| INPUT |
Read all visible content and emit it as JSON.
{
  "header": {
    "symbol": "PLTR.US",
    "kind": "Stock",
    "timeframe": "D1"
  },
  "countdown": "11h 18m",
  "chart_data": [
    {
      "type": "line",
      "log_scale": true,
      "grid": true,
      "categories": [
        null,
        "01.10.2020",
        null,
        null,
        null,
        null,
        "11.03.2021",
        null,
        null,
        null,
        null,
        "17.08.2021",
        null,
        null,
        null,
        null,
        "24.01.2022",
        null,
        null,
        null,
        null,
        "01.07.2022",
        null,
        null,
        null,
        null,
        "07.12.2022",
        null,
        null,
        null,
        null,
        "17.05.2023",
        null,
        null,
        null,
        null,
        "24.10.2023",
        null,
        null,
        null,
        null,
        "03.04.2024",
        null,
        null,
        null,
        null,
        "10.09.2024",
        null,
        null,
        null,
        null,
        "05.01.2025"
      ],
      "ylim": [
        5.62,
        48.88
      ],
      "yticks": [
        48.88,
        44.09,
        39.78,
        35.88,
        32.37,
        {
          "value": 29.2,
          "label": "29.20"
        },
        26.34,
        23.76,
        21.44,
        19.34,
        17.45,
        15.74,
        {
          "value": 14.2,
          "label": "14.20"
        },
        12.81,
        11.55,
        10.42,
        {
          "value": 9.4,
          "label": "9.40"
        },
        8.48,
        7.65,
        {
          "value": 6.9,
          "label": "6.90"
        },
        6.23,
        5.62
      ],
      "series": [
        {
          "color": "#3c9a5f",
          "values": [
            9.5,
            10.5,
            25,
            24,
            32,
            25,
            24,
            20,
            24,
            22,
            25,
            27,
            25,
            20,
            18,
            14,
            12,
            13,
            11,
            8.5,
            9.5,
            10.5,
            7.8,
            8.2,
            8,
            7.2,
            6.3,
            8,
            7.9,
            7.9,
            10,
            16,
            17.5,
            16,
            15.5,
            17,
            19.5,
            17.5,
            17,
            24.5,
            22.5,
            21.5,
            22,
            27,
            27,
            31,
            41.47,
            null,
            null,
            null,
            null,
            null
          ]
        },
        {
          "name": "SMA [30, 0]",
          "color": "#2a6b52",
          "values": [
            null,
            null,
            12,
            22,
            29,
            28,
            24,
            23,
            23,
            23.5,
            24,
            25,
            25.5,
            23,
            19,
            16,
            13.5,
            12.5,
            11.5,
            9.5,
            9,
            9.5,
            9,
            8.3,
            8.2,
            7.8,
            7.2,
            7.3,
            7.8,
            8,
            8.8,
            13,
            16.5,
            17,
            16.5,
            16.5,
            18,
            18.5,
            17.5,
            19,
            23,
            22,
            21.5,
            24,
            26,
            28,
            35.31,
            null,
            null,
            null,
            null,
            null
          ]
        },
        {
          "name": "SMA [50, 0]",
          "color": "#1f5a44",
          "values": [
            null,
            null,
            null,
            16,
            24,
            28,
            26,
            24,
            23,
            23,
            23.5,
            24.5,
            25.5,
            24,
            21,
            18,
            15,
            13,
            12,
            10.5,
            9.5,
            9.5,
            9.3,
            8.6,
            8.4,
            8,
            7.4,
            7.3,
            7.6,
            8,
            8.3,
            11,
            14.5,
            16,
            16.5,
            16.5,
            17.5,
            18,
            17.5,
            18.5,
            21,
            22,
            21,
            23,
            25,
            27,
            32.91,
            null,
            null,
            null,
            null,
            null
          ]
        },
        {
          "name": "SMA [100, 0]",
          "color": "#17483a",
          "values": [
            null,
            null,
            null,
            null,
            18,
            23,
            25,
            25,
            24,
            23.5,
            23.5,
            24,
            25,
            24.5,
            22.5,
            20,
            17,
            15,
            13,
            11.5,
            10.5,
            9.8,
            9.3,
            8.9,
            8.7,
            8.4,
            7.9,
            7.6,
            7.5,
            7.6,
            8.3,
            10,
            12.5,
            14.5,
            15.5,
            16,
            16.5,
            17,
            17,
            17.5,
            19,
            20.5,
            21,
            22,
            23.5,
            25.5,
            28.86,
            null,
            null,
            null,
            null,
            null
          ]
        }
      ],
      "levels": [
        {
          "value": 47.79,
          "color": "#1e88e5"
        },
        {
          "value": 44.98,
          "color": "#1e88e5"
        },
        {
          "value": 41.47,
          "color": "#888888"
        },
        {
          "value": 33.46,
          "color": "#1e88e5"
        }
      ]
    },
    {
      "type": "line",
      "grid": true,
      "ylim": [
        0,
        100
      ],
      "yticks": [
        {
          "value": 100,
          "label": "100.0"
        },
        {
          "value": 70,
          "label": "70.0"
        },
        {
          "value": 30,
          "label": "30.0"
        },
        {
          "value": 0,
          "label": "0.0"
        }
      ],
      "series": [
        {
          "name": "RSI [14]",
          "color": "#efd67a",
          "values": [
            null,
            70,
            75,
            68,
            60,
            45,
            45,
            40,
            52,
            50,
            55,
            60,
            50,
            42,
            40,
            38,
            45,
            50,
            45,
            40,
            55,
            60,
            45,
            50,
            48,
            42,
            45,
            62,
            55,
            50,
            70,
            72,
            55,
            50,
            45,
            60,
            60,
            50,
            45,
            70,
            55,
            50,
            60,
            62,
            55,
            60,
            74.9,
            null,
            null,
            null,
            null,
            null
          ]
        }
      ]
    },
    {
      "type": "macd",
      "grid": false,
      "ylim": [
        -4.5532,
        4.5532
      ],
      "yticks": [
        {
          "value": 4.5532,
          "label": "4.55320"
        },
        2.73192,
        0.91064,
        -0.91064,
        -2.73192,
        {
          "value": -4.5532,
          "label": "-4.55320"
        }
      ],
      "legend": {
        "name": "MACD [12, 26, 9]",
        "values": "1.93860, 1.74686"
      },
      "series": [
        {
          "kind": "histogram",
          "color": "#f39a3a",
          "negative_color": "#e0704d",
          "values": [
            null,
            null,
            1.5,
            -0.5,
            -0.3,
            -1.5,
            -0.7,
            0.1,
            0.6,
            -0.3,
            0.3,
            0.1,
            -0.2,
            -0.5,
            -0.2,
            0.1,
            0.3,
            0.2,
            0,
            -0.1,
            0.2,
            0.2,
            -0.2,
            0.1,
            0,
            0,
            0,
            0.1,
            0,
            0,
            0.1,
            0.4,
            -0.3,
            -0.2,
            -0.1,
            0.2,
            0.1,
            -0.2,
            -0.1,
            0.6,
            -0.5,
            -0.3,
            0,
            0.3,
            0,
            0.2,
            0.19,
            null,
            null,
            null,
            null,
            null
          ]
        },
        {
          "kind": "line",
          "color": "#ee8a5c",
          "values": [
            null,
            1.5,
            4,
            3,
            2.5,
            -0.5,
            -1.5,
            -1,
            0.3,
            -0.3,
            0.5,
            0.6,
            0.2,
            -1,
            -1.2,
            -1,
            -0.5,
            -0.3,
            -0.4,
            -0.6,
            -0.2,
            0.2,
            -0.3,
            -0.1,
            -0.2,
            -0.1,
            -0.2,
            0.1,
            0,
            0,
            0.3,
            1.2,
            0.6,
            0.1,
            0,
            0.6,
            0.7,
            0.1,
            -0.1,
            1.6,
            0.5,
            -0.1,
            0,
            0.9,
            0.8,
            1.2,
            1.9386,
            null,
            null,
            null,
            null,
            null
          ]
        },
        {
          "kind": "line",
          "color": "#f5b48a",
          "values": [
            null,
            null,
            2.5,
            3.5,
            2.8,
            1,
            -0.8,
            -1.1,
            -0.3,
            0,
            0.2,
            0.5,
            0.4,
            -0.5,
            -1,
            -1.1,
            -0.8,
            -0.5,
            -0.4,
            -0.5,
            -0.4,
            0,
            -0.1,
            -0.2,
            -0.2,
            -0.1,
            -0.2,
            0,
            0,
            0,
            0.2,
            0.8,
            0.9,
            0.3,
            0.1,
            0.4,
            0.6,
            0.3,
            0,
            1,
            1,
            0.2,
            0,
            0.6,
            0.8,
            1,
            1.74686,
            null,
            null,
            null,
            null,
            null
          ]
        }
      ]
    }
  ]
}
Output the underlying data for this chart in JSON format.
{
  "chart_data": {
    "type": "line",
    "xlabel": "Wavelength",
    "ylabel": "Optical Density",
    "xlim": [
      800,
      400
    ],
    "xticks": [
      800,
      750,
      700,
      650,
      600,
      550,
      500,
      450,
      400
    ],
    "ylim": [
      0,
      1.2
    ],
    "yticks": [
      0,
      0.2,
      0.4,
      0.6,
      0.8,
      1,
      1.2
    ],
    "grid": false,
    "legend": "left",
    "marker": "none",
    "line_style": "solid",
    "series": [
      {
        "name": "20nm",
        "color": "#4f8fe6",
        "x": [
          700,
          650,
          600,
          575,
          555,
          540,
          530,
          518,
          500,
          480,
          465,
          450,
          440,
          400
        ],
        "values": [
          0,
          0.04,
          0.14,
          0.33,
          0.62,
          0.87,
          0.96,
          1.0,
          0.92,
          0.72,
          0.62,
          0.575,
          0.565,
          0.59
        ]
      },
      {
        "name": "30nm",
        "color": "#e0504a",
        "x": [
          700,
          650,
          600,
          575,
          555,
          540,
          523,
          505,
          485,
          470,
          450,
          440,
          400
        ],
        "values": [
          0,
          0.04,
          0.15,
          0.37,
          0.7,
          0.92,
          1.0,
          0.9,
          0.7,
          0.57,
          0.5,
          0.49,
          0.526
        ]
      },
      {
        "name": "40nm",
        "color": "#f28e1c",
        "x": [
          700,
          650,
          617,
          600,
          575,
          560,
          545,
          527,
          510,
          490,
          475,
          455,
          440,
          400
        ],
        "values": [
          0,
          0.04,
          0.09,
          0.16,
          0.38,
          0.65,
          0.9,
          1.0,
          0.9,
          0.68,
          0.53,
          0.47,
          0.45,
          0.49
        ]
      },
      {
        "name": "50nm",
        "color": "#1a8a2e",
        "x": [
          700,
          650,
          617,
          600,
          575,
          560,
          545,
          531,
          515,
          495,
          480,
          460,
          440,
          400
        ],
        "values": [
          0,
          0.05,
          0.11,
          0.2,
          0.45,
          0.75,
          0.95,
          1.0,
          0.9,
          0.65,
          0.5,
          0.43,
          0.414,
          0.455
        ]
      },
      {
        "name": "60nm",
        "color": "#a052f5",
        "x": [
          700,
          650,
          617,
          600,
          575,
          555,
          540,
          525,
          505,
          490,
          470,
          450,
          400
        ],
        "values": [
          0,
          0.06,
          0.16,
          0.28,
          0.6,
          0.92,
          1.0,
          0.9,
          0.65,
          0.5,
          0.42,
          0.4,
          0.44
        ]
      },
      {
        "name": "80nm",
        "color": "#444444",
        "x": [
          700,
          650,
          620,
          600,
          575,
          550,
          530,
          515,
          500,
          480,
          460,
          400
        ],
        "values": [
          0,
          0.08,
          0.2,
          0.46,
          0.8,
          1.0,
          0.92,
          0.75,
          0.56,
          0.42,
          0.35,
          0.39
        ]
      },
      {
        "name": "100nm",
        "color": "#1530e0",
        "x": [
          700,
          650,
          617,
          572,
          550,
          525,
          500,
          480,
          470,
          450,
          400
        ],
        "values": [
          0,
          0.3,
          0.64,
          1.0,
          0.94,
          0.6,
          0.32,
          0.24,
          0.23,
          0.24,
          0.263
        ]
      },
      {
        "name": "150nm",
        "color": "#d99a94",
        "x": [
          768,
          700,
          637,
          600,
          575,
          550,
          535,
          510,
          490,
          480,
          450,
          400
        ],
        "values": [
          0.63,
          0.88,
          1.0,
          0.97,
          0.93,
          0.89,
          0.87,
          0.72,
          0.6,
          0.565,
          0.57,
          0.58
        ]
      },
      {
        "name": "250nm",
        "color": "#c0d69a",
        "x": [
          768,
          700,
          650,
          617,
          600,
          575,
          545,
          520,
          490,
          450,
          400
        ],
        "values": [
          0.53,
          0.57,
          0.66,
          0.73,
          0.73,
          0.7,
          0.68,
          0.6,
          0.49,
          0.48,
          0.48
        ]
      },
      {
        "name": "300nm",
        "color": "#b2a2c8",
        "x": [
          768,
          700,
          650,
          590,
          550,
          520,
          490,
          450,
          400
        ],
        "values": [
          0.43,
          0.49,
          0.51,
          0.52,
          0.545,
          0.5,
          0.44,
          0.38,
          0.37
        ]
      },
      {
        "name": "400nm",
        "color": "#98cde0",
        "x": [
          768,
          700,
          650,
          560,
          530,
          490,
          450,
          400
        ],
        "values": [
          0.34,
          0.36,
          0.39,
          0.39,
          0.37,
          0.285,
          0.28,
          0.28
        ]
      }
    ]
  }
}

| INSTRUCTION |
Which lines hold the word "type"? Copy each of them from the records.

| TASK OUTPUT |
      "type": "line",
      "type": "line",
      "type": "macd",
    "type": "line",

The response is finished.